▸ WHAT THE TASK REQUIRES
Exact repetition is required: output every record in full.

▸ SUPPLIED DATA
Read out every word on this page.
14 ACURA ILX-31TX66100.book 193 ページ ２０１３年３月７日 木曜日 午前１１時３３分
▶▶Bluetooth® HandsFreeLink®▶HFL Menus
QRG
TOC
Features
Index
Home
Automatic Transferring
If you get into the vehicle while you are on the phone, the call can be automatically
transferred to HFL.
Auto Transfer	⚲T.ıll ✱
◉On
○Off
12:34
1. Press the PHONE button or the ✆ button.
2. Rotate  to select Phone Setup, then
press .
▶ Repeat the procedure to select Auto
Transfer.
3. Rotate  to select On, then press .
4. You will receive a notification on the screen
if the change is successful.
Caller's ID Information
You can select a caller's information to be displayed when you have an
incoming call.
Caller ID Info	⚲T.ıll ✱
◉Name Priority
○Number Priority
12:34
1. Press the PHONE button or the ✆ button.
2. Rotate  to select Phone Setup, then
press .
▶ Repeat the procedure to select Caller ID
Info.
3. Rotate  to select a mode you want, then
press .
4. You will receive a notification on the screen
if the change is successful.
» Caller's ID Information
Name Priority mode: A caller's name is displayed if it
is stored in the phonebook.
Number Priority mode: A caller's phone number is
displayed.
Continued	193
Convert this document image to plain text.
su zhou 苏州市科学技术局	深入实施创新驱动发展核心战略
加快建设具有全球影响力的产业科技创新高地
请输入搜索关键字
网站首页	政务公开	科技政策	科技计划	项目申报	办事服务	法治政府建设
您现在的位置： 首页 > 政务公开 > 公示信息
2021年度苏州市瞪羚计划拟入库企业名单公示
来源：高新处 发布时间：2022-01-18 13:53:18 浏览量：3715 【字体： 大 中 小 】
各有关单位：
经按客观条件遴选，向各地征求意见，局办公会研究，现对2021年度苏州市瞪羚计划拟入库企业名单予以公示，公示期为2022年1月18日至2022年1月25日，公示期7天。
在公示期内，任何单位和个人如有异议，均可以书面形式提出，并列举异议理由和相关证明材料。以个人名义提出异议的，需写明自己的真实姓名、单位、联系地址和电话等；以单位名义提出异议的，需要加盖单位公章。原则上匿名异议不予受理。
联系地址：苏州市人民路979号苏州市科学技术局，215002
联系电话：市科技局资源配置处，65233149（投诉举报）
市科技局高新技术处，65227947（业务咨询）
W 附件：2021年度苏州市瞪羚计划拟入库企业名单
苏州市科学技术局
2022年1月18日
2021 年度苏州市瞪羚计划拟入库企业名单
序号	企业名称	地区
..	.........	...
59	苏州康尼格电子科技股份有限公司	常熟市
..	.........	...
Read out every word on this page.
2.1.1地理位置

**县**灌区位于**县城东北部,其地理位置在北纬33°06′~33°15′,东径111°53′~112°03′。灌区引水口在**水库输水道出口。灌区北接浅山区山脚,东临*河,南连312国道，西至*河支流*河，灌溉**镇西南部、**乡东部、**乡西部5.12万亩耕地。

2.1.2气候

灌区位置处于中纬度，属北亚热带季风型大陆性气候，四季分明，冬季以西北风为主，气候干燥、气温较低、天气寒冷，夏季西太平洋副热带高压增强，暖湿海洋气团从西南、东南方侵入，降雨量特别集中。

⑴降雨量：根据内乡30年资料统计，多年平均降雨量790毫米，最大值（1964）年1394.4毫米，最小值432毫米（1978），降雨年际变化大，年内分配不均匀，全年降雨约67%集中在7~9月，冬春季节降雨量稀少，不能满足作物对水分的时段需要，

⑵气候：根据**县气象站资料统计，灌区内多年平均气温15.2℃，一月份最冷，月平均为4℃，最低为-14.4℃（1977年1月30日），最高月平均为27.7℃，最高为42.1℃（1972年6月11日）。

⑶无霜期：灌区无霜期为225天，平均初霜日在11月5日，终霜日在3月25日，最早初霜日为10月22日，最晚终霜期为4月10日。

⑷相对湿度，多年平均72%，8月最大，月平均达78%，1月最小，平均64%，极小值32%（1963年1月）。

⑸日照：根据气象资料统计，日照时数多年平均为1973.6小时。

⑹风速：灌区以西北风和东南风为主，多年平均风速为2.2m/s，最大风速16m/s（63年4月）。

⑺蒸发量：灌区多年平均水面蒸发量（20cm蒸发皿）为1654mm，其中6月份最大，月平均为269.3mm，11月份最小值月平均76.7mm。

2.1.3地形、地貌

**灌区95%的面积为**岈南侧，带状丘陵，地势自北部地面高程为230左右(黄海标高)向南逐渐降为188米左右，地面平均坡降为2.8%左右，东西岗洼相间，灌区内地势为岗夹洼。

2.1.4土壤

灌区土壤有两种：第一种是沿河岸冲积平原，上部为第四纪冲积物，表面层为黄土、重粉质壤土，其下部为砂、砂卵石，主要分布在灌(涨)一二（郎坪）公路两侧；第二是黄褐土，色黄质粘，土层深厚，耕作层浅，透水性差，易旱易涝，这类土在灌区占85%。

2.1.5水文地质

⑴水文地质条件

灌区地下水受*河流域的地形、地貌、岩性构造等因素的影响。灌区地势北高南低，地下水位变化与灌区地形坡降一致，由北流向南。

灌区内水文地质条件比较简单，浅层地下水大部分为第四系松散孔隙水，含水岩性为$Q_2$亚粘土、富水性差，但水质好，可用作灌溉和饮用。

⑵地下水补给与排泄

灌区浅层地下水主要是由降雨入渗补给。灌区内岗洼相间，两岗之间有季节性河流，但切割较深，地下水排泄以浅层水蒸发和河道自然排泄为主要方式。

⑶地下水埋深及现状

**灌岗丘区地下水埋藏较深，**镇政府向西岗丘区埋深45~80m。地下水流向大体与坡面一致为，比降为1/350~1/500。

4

▸ OUTPUT OF THE EXERCISE
Read out every word on this page.
14 ACURA ILX-31TX66100.book 193 ページ ２０１３年３月７日 木曜日 午前１１時３３分
▶▶Bluetooth® HandsFreeLink®▶HFL Menus
QRG
TOC
Features
Index
Home
Automatic Transferring
If you get into the vehicle while you are on the phone, the call can be automatically
transferred to HFL.
Auto Transfer	⚲T.ıll ✱
◉On
○Off
12:34
1. Press the PHONE button or the ✆ button.
2. Rotate  to select Phone Setup, then
press .
▶ Repeat the procedure to select Auto
Transfer.
3. Rotate  to select On, then press .
4. You will receive a notification on the screen
if the change is successful.
Caller's ID Information
You can select a caller's information to be displayed when you have an
incoming call.
Caller ID Info	⚲T.ıll ✱
◉Name Priority
○Number Priority
12:34
1. Press the PHONE button or the ✆ button.
2. Rotate  to select Phone Setup, then
press .
▶ Repeat the procedure to select Caller ID
Info.
3. Rotate  to select a mode you want, then
press .
4. You will receive a notification on the screen
if the change is successful.
» Caller's ID Information
Name Priority mode: A caller's name is displayed if it
is stored in the phonebook.
Number Priority mode: A caller's phone number is
displayed.
Continued	193
Convert this document image to plain text.
su zhou 苏州市科学技术局	深入实施创新驱动发展核心战略
加快建设具有全球影响力的产业科技创新高地
请输入搜索关键字
网站首页	政务公开	科技政策	科技计划	项目申报	办事服务	法治政府建设
您现在的位置： 首页 > 政务公开 > 公示信息
2021年度苏州市瞪羚计划拟入库企业名单公示
来源：高新处 发布时间：2022-01-18 13:53:18 浏览量：3715 【字体： 大 中 小 】
各有关单位：
经按客观条件遴选，向各地征求意见，局办公会研究，现对2021年度苏州市瞪羚计划拟入库企业名单予以公示，公示期为2022年1月18日至2022年1月25日，公示期7天。
在公示期内，任何单位和个人如有异议，均可以书面形式提出，并列举异议理由和相关证明材料。以个人名义提出异议的，需写明自己的真实姓名、单位、联系地址和电话等；以单位名义提出异议的，需要加盖单位公章。原则上匿名异议不予受理。
联系地址：苏州市人民路979号苏州市科学技术局，215002
联系电话：市科技局资源配置处，65233149（投诉举报）
市科技局高新技术处，65227947（业务咨询）
W 附件：2021年度苏州市瞪羚计划拟入库企业名单
苏州市科学技术局
2022年1月18日
2021 年度苏州市瞪羚计划拟入库企业名单
序号	企业名称	地区
..	.........	...
59	苏州康尼格电子科技股份有限公司	常熟市
..	.........	...
Read out every word on this page.
2.1.1地理位置

**县**灌区位于**县城东北部,其地理位置在北纬33°06′~33°15′,东径111°53′~112°03′。灌区引水口在**水库输水道出口。灌区北接浅山区山脚,东临*河,南连312国道，西至*河支流*河，灌溉**镇西南部、**乡东部、**乡西部5.12万亩耕地。

2.1.2气候

灌区位置处于中纬度，属北亚热带季风型大陆性气候，四季分明，冬季以西北风为主，气候干燥、气温较低、天气寒冷，夏季西太平洋副热带高压增强，暖湿海洋气团从西南、东南方侵入，降雨量特别集中。

⑴降雨量：根据内乡30年资料统计，多年平均降雨量790毫米，最大值（1964）年1394.4毫米，最小值432毫米（1978），降雨年际变化大，年内分配不均匀，全年降雨约67%集中在7~9月，冬春季节降雨量稀少，不能满足作物对水分的时段需要，

⑵气候：根据**县气象站资料统计，灌区内多年平均气温15.2℃，一月份最冷，月平均为4℃，最低为-14.4℃（1977年1月30日），最高月平均为27.7℃，最高为42.1℃（1972年6月11日）。

⑶无霜期：灌区无霜期为225天，平均初霜日在11月5日，终霜日在3月25日，最早初霜日为10月22日，最晚终霜期为4月10日。

⑷相对湿度，多年平均72%，8月最大，月平均达78%，1月最小，平均64%，极小值32%（1963年1月）。

⑸日照：根据气象资料统计，日照时数多年平均为1973.6小时。

⑹风速：灌区以西北风和东南风为主，多年平均风速为2.2m/s，最大风速16m/s（63年4月）。

⑺蒸发量：灌区多年平均水面蒸发量（20cm蒸发皿）为1654mm，其中6月份最大，月平均为269.3mm，11月份最小值月平均76.7mm。

2.1.3地形、地貌

**灌区95%的面积为**岈南侧，带状丘陵，地势自北部地面高程为230左右(黄海标高)向南逐渐降为188米左右，地面平均坡降为2.8%左右，东西岗洼相间，灌区内地势为岗夹洼。

2.1.4土壤

灌区土壤有两种：第一种是沿河岸冲积平原，上部为第四纪冲积物，表面层为黄土、重粉质壤土，其下部为砂、砂卵石，主要分布在灌(涨)一二（郎坪）公路两侧；第二是黄褐土，色黄质粘，土层深厚，耕作层浅，透水性差，易旱易涝，这类土在灌区占85%。

2.1.5水文地质

⑴水文地质条件

灌区地下水受*河流域的地形、地貌、岩性构造等因素的影响。灌区地势北高南低，地下水位变化与灌区地形坡降一致，由北流向南。

灌区内水文地质条件比较简单，浅层地下水大部分为第四系松散孔隙水，含水岩性为$Q_2$亚粘土、富水性差，但水质好，可用作灌溉和饮用。

⑵地下水补给与排泄

灌区浅层地下水主要是由降雨入渗补给。灌区内岗洼相间，两岗之间有季节性河流，但切割较深，地下水排泄以浅层水蒸发和河道自然排泄为主要方式。

⑶地下水埋深及现状

**灌岗丘区地下水埋藏较深，**镇政府向西岗丘区埋深45~80m。地下水流向大体与坡面一致为，比降为1/350~1/500。

4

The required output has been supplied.